** Problem statement **
Give the count of lines in the data that include the string "xlabel", with no added remarks.

[Stored items from a collection]
**********

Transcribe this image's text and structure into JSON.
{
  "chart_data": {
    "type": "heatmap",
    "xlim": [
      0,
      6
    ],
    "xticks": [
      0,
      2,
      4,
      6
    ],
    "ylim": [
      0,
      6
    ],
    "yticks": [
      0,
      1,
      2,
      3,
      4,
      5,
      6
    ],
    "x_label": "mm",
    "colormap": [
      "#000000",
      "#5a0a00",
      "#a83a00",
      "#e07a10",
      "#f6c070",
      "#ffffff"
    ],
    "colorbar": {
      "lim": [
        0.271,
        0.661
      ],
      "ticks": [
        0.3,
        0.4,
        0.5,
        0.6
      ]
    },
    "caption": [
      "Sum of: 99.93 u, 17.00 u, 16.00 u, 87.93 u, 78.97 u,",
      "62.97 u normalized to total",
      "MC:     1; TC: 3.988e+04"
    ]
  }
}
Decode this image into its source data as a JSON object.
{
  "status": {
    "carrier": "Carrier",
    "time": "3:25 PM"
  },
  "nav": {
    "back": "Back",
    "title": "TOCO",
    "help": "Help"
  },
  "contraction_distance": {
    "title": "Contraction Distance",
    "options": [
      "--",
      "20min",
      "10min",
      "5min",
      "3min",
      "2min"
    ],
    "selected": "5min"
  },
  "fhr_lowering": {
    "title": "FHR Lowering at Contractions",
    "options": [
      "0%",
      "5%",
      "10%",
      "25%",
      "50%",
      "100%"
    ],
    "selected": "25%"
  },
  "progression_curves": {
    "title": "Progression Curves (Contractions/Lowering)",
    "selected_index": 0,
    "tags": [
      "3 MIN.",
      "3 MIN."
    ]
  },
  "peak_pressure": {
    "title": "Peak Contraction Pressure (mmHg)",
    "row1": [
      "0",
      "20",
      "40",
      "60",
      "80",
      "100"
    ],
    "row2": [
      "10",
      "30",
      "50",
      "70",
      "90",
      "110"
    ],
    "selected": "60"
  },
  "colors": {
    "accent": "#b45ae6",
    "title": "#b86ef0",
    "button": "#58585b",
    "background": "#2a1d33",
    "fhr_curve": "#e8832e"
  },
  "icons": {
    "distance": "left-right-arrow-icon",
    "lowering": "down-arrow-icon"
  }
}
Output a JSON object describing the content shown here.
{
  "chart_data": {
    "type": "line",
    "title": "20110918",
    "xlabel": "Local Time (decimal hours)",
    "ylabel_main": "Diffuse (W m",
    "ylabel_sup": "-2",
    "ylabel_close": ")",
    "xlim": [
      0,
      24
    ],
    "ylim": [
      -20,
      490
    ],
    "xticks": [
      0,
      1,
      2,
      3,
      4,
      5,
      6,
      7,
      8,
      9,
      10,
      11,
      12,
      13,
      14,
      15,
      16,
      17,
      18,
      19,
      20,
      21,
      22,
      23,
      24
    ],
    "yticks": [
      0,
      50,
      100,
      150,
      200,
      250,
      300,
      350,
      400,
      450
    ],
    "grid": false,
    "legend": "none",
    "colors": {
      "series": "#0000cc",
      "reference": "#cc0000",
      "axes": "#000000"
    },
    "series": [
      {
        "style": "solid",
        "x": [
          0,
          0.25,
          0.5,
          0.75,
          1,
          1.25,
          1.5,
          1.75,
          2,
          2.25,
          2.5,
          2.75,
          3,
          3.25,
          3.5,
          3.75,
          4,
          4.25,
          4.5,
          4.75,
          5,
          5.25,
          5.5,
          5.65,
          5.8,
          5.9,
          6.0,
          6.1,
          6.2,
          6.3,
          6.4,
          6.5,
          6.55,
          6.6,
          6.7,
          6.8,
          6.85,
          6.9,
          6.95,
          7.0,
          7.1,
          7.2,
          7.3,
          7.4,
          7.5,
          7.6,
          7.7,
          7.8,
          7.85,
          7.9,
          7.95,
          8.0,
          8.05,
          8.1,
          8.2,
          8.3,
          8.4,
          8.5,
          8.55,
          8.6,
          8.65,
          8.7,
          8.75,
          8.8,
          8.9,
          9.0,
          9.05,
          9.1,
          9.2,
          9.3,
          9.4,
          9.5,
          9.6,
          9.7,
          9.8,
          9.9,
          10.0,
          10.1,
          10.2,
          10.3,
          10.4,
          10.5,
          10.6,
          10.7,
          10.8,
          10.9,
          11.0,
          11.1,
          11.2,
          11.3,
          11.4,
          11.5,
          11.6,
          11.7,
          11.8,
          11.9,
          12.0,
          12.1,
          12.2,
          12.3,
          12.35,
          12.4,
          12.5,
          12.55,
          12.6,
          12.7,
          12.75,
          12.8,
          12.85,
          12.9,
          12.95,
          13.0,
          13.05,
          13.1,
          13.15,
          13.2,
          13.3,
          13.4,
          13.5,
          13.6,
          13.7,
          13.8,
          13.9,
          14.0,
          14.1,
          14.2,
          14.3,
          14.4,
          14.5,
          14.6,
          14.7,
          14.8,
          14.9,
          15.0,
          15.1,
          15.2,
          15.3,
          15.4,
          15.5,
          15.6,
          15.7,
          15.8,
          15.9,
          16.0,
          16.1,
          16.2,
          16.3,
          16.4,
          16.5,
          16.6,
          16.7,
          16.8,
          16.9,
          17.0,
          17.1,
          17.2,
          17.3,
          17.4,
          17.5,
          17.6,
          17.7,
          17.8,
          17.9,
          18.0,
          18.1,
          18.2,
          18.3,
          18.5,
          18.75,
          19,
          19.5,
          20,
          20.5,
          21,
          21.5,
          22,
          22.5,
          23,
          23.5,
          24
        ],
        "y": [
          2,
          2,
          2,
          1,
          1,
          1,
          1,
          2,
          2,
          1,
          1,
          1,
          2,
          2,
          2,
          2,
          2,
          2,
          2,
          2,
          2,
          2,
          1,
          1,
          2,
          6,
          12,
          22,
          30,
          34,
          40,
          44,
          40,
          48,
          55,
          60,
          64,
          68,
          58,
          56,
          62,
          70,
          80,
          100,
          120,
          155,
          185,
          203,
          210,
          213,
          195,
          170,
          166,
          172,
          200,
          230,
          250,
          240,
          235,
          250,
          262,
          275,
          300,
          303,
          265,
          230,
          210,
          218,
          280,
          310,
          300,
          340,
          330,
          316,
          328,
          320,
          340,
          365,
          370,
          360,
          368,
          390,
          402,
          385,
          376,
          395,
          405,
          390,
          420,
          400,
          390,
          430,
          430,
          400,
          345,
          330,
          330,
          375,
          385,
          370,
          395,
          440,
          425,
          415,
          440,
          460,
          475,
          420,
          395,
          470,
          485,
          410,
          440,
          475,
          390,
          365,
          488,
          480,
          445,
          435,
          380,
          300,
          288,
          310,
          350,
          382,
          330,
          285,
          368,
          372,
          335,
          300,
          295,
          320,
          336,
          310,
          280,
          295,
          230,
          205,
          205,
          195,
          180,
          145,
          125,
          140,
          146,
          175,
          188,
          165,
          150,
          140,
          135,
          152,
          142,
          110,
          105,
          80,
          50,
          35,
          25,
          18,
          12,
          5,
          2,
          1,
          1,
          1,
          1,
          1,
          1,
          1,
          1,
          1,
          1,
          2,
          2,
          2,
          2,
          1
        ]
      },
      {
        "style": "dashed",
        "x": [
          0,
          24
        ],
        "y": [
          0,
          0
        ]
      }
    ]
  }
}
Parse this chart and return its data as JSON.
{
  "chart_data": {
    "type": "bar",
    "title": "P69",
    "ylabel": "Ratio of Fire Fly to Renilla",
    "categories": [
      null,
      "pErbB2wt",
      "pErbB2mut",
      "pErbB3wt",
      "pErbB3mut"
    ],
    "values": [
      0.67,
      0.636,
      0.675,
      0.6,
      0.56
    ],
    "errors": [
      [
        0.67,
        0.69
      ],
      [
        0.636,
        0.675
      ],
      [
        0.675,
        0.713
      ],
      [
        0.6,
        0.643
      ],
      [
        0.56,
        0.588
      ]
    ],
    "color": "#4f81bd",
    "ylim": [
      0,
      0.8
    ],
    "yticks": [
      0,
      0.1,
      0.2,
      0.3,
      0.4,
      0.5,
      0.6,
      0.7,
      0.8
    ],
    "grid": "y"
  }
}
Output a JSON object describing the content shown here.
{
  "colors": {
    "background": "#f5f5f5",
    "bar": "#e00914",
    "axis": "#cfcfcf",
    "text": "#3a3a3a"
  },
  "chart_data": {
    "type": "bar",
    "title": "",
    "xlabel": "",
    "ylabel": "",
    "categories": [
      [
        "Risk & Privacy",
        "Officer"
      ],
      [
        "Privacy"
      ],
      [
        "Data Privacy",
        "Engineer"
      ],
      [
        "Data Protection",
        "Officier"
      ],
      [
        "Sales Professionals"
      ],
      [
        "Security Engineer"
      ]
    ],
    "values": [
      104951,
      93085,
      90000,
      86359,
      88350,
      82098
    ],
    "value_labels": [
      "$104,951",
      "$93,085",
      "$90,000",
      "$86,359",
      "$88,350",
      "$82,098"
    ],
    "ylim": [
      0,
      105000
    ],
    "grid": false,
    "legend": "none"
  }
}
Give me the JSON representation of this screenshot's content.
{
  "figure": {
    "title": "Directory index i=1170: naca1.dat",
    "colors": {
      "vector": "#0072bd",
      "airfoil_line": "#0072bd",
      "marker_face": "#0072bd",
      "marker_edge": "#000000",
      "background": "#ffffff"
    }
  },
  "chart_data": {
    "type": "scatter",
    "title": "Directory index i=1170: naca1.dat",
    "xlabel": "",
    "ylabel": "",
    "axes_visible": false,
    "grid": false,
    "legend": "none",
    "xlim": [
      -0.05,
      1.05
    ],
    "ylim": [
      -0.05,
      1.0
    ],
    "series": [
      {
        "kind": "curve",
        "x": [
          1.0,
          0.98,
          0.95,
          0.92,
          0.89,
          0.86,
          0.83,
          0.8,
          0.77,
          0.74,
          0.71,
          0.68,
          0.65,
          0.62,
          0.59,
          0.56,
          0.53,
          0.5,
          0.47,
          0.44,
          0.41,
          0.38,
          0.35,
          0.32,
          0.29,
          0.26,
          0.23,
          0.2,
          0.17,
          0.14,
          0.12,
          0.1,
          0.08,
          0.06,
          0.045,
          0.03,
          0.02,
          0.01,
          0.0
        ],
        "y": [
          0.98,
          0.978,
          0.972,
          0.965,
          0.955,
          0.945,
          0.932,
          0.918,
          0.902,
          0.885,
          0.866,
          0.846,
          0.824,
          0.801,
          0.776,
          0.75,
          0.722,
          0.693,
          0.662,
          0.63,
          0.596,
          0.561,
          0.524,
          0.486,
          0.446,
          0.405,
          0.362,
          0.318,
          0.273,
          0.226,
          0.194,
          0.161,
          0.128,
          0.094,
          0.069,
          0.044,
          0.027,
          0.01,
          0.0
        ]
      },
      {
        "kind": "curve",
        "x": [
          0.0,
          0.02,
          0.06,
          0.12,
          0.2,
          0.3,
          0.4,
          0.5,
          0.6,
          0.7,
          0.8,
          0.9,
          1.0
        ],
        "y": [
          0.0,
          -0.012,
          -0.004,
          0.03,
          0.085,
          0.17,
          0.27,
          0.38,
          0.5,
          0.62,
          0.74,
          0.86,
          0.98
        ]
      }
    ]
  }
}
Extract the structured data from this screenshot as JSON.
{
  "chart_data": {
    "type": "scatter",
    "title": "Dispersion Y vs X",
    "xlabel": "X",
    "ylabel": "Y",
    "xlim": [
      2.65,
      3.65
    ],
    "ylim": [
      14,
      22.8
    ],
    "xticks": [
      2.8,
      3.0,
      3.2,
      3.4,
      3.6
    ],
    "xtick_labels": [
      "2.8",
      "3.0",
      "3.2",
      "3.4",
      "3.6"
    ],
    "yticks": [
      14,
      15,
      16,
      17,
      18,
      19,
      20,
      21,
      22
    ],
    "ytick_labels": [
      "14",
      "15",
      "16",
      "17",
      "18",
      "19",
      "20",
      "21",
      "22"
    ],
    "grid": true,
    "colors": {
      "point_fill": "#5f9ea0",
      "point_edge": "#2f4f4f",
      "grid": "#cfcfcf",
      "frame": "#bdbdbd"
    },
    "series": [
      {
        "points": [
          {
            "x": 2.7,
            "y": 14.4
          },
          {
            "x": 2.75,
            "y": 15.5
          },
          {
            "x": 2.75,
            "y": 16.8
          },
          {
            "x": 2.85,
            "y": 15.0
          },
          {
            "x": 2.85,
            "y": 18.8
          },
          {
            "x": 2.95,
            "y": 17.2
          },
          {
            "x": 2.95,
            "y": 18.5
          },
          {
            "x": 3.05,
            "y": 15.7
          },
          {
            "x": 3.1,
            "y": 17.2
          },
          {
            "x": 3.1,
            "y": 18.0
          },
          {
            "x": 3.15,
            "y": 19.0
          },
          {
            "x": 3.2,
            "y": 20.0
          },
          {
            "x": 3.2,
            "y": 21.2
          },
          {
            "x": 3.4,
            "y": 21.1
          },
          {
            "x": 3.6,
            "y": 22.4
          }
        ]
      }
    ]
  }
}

**********

** Result for this exercise **
4